**Dataset entries**
******************************
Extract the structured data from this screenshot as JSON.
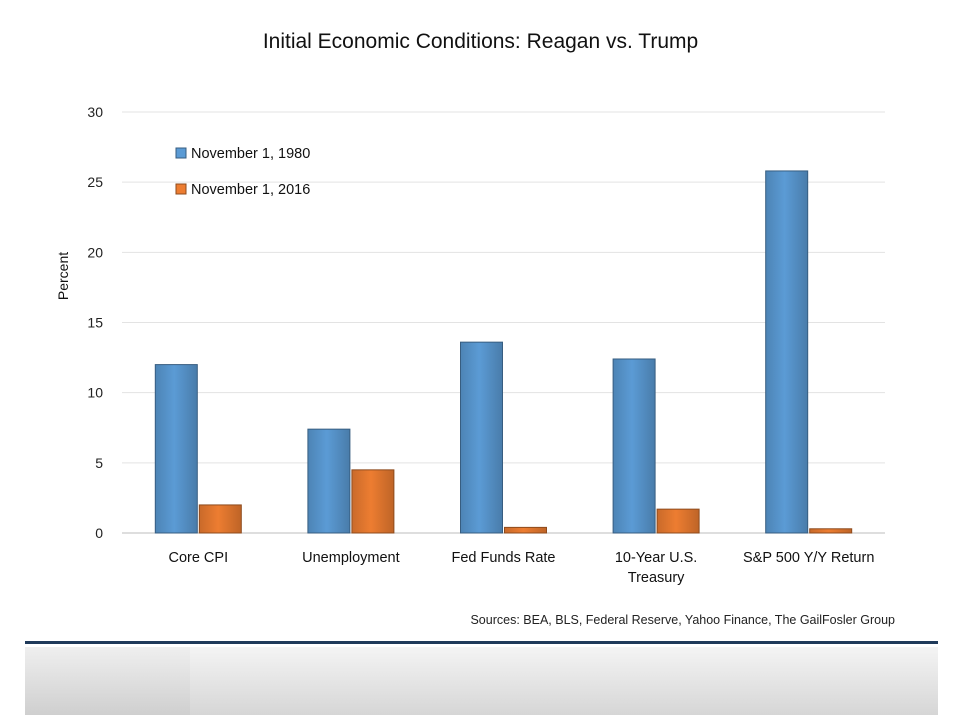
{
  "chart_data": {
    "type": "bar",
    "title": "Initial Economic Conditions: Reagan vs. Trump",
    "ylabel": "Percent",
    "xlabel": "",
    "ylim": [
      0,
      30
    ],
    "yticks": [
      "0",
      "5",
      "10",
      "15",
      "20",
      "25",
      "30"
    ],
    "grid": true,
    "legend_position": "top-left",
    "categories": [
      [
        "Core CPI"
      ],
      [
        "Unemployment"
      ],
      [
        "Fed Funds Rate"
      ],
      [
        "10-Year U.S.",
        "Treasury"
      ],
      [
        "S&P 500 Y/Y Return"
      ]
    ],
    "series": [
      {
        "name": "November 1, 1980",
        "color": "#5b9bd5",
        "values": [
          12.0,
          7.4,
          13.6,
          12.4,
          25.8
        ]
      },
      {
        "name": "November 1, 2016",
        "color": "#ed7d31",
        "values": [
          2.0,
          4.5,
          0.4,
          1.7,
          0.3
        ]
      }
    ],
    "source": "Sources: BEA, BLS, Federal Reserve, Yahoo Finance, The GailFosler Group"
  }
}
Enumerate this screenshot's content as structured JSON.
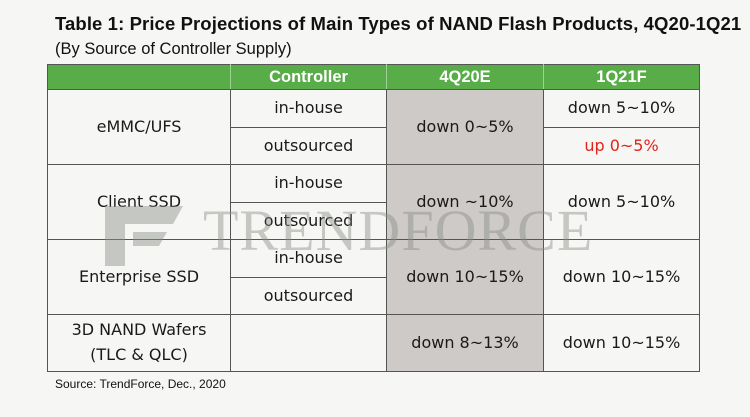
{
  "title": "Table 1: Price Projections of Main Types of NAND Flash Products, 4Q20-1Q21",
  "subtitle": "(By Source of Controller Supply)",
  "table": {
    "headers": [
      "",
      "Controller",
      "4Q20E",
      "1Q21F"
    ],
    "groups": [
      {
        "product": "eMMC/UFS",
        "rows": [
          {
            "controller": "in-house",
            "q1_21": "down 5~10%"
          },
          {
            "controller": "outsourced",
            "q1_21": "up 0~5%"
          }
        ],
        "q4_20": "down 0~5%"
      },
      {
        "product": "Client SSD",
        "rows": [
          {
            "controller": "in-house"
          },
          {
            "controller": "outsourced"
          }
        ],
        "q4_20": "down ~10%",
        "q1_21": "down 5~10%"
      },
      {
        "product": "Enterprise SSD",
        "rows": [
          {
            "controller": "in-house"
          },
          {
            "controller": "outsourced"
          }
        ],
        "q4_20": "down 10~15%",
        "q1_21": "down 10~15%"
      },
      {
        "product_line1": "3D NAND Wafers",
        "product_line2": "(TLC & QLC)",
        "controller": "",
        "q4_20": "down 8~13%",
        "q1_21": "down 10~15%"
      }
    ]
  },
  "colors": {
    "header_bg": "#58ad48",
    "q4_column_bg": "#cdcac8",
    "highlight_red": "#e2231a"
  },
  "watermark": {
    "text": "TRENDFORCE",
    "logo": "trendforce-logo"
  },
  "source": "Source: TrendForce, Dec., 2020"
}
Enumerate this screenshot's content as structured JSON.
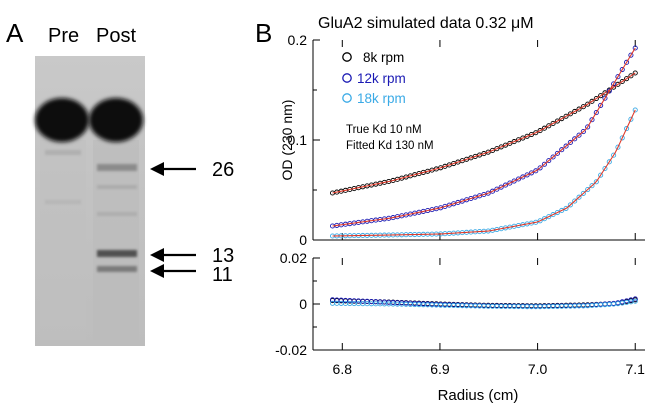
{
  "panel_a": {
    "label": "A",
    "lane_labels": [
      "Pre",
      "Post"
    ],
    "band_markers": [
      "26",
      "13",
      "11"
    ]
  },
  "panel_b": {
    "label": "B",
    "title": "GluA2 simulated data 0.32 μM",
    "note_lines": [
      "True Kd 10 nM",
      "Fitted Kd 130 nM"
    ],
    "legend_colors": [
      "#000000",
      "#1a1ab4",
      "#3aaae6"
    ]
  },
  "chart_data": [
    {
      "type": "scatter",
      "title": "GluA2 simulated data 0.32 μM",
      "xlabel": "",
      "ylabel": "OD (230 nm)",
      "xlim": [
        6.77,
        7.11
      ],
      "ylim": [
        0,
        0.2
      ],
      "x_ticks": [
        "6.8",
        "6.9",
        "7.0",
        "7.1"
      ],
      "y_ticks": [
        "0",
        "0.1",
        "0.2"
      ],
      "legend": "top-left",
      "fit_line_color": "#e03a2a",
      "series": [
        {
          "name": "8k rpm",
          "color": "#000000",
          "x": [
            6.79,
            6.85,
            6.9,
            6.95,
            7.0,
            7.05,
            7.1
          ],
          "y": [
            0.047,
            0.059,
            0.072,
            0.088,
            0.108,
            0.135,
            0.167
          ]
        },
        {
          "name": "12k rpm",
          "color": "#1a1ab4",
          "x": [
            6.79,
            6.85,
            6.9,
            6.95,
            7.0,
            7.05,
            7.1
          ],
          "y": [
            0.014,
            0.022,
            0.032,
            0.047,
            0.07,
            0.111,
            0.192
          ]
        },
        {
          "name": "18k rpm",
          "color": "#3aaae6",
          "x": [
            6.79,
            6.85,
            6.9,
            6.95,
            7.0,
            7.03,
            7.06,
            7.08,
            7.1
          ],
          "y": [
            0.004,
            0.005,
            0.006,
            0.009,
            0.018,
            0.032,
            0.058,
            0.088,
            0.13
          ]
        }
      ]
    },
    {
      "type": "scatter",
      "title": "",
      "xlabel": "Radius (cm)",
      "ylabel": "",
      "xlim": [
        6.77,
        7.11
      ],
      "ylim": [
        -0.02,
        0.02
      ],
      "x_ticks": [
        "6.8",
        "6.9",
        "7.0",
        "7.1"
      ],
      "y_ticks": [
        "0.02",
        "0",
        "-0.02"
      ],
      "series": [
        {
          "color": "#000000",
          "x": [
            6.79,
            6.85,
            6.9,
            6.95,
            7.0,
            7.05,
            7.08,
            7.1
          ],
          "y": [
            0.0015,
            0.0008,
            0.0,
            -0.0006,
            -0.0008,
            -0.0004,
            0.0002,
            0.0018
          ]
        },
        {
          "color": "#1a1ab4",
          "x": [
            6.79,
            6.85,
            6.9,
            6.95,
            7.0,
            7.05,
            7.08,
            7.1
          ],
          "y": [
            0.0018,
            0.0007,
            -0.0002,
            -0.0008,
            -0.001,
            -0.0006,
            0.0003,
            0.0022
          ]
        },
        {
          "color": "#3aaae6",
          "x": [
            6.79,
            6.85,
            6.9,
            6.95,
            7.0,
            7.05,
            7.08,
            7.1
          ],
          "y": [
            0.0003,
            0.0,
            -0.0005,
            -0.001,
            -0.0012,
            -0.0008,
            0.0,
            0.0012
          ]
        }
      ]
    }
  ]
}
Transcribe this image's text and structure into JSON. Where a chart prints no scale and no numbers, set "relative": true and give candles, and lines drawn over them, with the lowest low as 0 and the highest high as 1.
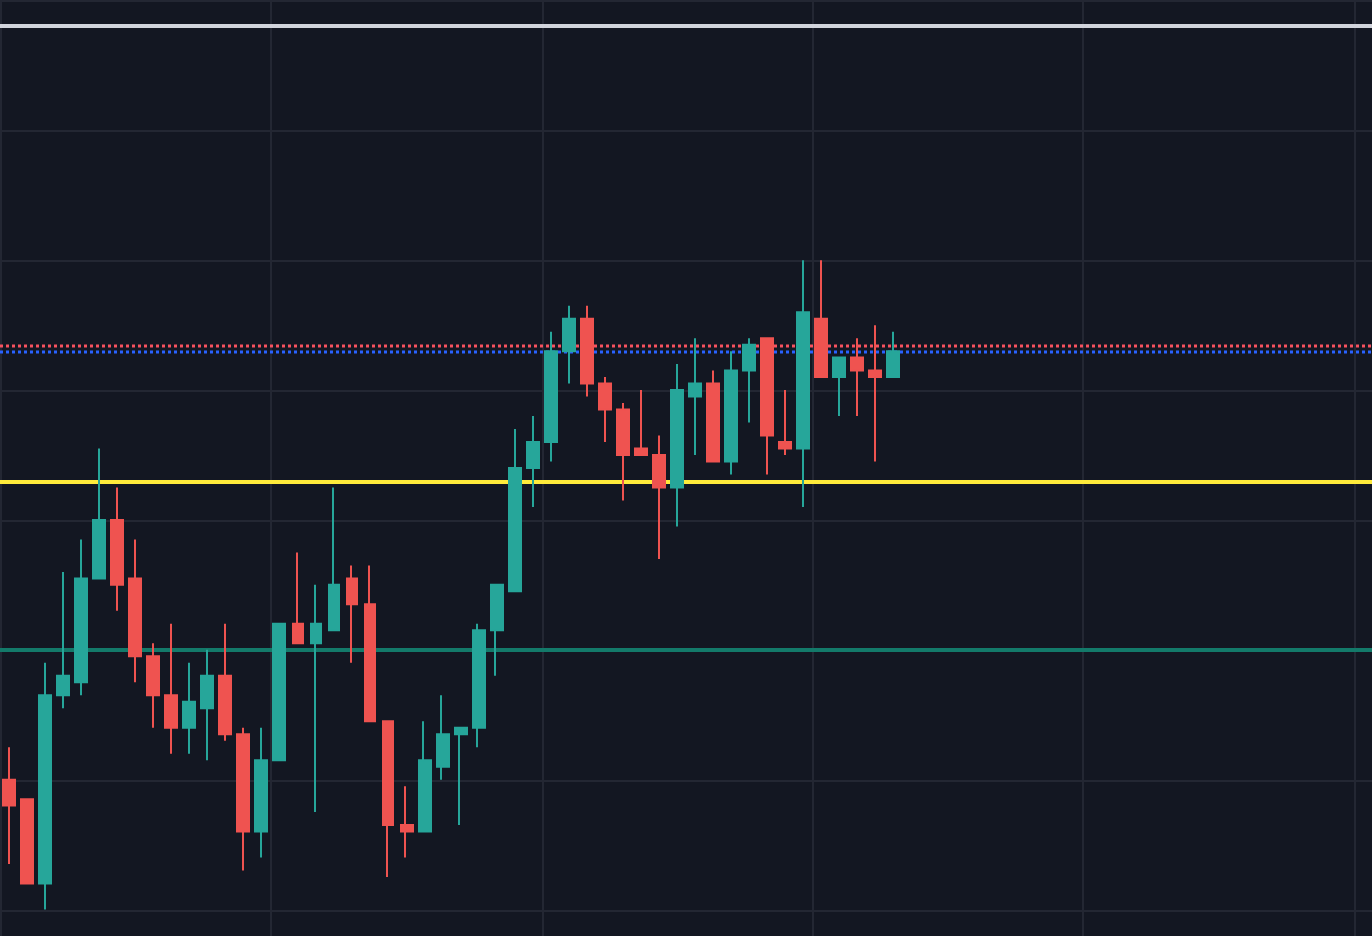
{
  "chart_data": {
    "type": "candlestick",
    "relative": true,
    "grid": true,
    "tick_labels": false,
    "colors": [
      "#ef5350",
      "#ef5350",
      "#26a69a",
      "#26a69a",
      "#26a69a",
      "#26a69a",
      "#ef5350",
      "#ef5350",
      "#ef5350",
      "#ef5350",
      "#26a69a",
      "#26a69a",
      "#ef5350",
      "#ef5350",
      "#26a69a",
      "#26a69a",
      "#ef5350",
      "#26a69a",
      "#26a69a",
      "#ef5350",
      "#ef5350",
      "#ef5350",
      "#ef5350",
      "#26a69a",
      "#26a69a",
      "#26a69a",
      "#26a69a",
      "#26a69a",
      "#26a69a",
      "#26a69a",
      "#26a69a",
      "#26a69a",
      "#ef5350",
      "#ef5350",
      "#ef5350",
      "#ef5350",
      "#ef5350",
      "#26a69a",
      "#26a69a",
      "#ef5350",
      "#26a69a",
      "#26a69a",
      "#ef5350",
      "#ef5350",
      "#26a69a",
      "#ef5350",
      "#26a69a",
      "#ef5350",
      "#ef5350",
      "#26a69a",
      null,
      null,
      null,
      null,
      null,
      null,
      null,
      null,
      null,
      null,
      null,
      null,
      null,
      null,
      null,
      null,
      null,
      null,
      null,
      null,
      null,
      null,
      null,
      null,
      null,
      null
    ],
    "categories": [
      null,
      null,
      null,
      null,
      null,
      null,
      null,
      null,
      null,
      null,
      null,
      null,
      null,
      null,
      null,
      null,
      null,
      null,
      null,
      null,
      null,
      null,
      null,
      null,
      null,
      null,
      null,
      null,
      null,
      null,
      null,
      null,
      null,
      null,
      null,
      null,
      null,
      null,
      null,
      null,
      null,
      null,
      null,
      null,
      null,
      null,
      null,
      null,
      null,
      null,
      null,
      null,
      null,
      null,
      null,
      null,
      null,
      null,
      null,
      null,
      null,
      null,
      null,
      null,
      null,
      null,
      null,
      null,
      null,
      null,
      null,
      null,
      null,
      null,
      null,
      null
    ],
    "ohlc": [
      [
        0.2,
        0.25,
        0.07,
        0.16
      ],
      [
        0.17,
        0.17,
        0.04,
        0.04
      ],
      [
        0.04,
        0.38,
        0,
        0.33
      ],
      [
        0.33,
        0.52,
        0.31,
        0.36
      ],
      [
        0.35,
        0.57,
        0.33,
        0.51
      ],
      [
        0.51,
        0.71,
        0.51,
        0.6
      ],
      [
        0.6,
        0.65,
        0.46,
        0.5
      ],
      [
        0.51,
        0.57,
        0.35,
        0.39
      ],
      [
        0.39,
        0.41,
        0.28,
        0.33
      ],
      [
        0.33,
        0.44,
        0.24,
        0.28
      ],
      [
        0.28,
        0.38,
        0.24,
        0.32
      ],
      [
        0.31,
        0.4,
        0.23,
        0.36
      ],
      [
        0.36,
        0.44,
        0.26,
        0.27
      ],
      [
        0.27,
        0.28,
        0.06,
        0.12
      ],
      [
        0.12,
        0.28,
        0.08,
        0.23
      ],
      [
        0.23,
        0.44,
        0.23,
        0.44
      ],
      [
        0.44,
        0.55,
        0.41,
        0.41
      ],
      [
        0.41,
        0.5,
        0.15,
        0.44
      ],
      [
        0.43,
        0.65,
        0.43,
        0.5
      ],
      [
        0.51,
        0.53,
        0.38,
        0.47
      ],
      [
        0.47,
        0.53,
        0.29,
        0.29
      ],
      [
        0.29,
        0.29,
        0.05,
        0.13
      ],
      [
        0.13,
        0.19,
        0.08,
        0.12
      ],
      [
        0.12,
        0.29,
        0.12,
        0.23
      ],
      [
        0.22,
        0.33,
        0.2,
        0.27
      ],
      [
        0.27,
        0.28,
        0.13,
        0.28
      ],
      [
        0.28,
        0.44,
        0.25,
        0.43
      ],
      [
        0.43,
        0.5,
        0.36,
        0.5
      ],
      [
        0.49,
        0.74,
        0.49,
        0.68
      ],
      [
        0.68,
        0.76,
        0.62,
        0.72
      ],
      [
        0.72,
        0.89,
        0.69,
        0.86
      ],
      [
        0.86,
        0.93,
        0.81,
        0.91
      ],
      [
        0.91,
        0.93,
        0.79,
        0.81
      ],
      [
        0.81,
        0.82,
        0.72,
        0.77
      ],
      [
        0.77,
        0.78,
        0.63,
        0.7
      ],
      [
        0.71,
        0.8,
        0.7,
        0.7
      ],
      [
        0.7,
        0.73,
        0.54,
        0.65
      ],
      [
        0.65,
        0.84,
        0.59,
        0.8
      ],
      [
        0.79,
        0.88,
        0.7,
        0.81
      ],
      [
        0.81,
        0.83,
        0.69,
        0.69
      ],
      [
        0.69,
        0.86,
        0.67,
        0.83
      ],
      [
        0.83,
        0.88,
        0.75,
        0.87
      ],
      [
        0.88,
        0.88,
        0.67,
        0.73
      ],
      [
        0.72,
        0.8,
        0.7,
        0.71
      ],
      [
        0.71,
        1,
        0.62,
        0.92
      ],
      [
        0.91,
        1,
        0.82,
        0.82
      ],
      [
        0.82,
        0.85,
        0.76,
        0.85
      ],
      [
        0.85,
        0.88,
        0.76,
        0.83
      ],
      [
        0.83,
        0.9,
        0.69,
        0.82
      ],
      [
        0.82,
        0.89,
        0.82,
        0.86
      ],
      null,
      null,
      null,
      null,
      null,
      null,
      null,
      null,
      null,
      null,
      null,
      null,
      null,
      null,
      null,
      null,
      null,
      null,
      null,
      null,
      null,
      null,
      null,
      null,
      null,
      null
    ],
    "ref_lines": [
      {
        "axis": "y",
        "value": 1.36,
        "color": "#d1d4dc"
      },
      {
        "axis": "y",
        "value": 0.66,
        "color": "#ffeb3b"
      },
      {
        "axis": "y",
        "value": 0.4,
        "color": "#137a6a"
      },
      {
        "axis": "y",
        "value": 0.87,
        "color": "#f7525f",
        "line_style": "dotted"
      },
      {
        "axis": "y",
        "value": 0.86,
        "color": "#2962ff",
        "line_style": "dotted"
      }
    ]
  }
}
******************************
**Problem to solve**
Scan the material for lines with the word "ylabel", and copy each line you find.

**Response**
    "ylabel": "Percent",
      "ylabel": "OD (230 nm)",
      "ylabel": "",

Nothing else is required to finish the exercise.